◆ **GIVEN PROBLEM**
State only the count of lines in the listing below that hold "this".

Collected data
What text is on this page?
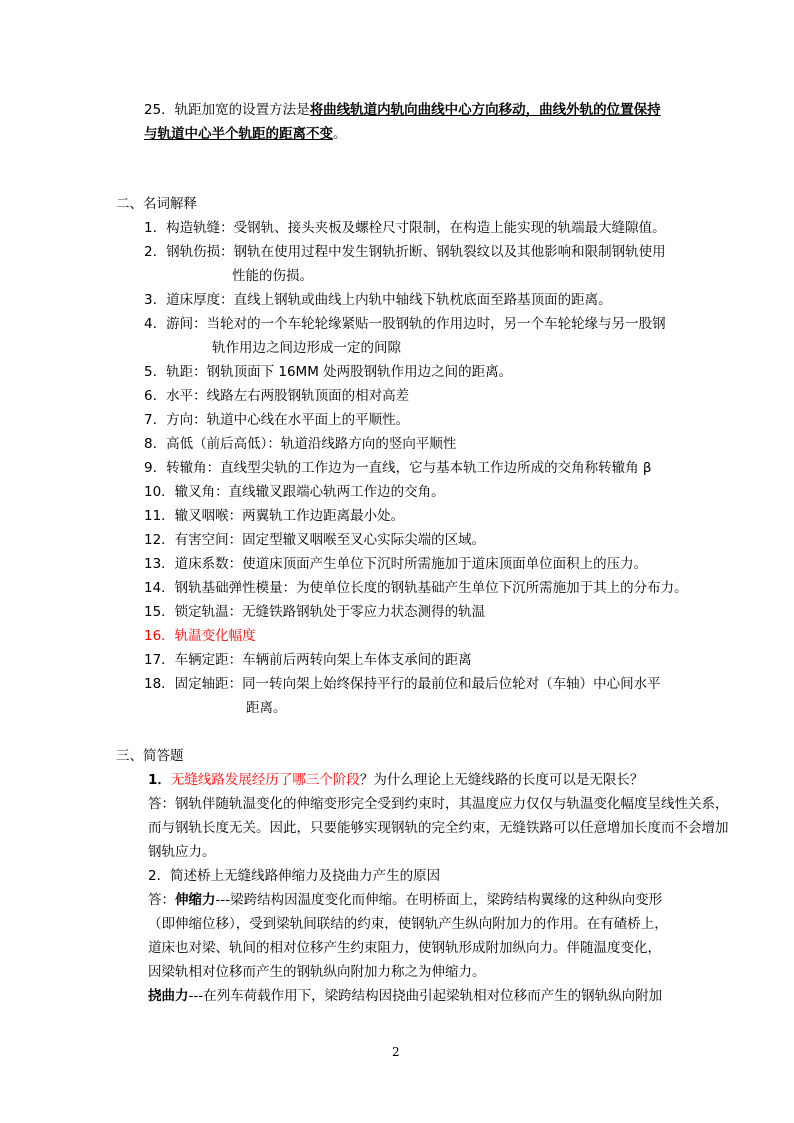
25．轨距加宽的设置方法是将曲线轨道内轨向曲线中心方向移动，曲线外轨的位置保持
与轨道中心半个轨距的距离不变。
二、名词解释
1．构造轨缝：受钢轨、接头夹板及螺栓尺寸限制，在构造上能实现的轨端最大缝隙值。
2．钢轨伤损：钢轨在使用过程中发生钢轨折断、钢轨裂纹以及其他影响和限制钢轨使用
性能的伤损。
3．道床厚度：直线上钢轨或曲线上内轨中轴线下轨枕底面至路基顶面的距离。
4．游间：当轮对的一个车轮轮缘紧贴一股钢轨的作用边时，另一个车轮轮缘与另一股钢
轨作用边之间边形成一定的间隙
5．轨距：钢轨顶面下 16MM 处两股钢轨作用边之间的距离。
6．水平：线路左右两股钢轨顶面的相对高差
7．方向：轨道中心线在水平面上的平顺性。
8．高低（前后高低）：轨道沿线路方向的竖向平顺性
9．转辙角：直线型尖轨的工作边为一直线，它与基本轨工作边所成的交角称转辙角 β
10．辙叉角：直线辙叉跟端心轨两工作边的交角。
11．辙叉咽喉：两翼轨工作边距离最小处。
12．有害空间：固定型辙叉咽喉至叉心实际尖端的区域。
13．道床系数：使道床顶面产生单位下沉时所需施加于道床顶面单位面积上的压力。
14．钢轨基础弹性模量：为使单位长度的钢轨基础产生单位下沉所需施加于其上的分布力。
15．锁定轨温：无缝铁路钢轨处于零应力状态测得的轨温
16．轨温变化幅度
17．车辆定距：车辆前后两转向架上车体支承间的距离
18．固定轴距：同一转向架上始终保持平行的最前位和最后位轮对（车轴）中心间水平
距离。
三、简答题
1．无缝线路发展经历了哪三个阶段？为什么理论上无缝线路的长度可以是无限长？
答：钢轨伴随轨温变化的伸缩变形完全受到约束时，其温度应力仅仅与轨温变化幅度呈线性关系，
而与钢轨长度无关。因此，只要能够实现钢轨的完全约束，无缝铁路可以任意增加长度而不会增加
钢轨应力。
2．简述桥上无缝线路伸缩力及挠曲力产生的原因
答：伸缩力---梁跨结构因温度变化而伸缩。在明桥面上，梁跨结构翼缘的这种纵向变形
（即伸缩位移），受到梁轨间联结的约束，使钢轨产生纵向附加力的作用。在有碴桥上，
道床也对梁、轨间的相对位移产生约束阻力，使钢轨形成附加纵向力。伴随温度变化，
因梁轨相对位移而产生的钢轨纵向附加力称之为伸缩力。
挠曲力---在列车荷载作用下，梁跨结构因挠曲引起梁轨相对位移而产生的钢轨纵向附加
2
...
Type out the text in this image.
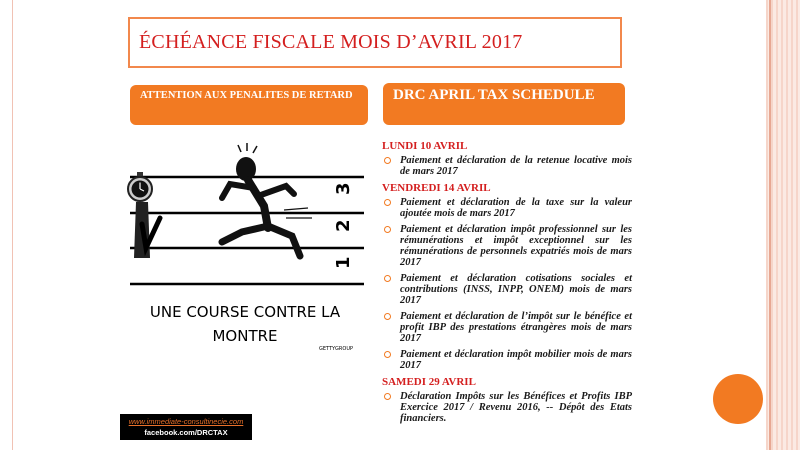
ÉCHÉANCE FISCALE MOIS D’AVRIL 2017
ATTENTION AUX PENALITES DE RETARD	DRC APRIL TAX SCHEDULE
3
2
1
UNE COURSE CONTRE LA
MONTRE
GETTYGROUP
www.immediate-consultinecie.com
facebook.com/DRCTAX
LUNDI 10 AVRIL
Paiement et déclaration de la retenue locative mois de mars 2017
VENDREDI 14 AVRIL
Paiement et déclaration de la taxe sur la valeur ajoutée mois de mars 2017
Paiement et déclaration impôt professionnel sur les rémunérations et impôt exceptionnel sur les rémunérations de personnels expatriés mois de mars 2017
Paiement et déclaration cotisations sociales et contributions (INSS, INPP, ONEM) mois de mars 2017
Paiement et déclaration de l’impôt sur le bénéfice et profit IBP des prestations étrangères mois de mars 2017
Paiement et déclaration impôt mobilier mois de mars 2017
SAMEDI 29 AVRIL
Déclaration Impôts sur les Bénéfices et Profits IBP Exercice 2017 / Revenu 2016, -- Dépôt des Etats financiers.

◆ **RESPONSE**
2